Task statement:
Look over the entries that follow and work out how many lines contain "cảnh". State the number only.

Dataset entries:
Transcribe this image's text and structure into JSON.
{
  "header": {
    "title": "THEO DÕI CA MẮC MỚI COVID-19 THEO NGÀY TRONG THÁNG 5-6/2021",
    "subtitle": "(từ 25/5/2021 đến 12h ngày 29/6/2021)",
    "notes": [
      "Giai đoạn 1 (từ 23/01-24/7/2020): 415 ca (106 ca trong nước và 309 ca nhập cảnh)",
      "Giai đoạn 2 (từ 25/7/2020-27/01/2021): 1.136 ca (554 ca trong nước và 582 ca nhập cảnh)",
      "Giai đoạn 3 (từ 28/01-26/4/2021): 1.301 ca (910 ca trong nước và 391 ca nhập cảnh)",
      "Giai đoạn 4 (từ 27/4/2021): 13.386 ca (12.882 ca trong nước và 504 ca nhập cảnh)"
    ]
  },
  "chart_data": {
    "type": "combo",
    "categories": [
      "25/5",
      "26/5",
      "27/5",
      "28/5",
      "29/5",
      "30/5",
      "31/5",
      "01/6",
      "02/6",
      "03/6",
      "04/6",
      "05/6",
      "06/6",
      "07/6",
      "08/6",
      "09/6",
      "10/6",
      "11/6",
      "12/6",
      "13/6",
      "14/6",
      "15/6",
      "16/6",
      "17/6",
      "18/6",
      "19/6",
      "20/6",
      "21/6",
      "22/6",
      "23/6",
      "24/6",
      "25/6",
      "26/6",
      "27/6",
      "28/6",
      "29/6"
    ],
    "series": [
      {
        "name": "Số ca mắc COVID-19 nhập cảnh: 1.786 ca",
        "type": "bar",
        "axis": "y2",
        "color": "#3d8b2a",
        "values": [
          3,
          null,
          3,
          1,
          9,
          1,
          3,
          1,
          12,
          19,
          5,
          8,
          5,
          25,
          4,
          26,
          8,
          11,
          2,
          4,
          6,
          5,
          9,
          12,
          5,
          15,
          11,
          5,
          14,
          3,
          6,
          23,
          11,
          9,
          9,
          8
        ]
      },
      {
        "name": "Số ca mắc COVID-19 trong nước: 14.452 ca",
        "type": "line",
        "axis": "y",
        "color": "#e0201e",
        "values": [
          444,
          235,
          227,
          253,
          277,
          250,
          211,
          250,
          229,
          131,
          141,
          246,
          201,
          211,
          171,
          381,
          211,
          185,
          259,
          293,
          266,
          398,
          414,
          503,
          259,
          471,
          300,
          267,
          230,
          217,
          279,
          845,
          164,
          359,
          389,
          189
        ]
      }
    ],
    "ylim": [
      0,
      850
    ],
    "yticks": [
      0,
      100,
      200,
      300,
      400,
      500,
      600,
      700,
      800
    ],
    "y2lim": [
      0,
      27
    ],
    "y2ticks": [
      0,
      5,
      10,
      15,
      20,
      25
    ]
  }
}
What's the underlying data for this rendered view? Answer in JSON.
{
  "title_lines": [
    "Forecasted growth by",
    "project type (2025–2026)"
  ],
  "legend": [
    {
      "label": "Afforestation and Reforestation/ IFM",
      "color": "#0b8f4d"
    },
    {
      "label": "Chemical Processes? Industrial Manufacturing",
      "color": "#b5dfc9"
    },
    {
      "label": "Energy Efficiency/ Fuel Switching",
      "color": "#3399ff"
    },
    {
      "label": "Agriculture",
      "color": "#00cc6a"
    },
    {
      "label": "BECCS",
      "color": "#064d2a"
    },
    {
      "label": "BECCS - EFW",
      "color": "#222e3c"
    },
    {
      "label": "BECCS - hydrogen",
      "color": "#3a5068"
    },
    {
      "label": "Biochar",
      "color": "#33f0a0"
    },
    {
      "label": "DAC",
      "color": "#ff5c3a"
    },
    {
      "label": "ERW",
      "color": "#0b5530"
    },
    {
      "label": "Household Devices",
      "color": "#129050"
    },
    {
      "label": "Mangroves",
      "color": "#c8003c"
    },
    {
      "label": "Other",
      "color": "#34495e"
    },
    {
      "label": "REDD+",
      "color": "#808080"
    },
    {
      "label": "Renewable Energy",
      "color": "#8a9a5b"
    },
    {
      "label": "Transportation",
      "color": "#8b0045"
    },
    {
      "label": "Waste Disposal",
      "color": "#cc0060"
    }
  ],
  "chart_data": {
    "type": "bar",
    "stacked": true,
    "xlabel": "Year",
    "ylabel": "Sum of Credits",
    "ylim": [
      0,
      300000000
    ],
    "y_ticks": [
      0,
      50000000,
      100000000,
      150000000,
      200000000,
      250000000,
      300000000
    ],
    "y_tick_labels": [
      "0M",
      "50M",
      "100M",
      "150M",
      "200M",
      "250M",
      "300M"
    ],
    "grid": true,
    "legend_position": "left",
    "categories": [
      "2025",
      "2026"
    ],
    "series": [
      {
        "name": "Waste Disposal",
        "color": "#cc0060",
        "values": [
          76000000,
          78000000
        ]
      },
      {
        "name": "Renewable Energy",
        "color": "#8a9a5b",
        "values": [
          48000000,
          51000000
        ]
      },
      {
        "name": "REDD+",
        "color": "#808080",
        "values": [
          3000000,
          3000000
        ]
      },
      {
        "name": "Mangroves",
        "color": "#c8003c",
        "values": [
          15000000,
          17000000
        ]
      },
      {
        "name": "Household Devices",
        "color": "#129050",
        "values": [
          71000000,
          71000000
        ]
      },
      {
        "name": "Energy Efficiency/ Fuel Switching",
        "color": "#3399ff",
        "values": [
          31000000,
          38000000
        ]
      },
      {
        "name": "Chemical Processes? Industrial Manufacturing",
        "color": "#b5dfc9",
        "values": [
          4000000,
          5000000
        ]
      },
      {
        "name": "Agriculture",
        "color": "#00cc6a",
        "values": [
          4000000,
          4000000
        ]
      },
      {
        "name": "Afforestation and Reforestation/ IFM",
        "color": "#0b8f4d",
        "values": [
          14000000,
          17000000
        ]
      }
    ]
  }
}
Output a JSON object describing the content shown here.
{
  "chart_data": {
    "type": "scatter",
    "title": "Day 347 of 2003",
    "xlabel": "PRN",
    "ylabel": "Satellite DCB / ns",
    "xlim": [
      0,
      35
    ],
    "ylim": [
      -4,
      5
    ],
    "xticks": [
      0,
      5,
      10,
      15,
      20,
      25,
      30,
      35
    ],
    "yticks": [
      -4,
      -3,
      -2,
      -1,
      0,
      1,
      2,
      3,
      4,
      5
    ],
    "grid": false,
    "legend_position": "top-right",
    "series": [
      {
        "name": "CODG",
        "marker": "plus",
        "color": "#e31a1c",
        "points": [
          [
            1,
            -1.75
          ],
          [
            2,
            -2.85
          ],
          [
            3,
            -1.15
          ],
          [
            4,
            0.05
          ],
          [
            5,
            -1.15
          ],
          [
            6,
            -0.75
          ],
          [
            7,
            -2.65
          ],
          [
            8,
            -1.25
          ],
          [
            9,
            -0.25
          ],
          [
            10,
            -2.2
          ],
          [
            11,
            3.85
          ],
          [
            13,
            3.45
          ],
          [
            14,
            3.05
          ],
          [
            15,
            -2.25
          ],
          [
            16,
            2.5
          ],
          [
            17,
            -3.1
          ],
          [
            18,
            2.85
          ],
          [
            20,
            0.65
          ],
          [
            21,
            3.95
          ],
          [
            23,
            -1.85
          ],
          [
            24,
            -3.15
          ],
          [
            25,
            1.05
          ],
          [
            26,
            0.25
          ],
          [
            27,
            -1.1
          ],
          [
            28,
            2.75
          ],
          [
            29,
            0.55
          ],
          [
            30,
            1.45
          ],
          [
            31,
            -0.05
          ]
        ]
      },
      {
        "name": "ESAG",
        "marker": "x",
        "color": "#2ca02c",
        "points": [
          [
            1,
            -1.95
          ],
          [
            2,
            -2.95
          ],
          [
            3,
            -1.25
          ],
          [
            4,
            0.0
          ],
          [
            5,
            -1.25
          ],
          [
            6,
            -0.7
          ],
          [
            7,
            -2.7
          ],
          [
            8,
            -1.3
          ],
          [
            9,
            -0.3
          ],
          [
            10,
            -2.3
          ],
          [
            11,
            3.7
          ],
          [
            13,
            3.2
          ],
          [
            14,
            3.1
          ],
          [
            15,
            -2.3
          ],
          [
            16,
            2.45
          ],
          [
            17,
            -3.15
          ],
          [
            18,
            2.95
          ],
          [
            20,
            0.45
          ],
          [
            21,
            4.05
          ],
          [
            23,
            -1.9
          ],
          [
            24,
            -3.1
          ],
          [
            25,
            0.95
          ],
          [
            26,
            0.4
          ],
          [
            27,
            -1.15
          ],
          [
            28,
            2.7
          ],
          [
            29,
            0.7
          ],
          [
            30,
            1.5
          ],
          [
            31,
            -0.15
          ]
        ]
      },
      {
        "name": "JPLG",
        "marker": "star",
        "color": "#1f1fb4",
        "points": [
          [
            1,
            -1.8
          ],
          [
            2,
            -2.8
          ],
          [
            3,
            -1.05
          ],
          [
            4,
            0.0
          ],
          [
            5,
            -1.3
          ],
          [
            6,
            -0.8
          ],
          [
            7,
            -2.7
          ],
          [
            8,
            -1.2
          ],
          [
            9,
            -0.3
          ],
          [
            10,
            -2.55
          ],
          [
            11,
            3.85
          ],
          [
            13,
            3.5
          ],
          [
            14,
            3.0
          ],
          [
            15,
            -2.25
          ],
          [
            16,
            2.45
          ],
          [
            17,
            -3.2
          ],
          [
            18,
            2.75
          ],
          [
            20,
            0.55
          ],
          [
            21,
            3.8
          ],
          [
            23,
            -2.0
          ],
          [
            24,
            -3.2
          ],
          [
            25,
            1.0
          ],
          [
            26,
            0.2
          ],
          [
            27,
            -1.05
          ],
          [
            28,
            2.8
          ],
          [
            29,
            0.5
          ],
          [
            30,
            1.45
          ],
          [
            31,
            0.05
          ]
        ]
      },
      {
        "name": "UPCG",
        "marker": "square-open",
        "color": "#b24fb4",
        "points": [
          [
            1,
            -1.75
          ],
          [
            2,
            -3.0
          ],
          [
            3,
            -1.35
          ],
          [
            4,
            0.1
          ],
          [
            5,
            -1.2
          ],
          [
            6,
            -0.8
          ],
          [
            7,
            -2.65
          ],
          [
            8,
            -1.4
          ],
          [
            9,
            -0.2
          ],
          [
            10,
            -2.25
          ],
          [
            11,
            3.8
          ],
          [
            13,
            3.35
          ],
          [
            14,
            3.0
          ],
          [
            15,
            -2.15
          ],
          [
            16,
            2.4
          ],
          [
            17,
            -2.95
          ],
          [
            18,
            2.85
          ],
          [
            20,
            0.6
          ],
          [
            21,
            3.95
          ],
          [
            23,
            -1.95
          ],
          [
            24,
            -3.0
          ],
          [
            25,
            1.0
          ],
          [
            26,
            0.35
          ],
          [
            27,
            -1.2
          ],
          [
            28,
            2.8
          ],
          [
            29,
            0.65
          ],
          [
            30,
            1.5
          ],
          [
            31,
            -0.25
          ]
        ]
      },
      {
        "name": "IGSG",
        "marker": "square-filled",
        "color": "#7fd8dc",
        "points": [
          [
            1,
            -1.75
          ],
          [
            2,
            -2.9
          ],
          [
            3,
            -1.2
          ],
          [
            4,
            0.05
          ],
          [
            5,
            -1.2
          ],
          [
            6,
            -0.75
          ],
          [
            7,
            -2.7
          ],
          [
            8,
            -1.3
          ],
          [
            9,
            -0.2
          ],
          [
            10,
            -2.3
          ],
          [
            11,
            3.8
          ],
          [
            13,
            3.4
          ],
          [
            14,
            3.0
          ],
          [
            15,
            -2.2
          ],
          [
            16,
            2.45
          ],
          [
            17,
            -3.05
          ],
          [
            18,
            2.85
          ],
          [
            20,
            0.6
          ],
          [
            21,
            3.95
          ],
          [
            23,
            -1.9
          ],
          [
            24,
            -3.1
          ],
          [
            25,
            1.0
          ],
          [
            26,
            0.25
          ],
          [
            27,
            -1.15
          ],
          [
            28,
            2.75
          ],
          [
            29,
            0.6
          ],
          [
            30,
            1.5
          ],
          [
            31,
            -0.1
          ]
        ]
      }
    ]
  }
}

Task output:
5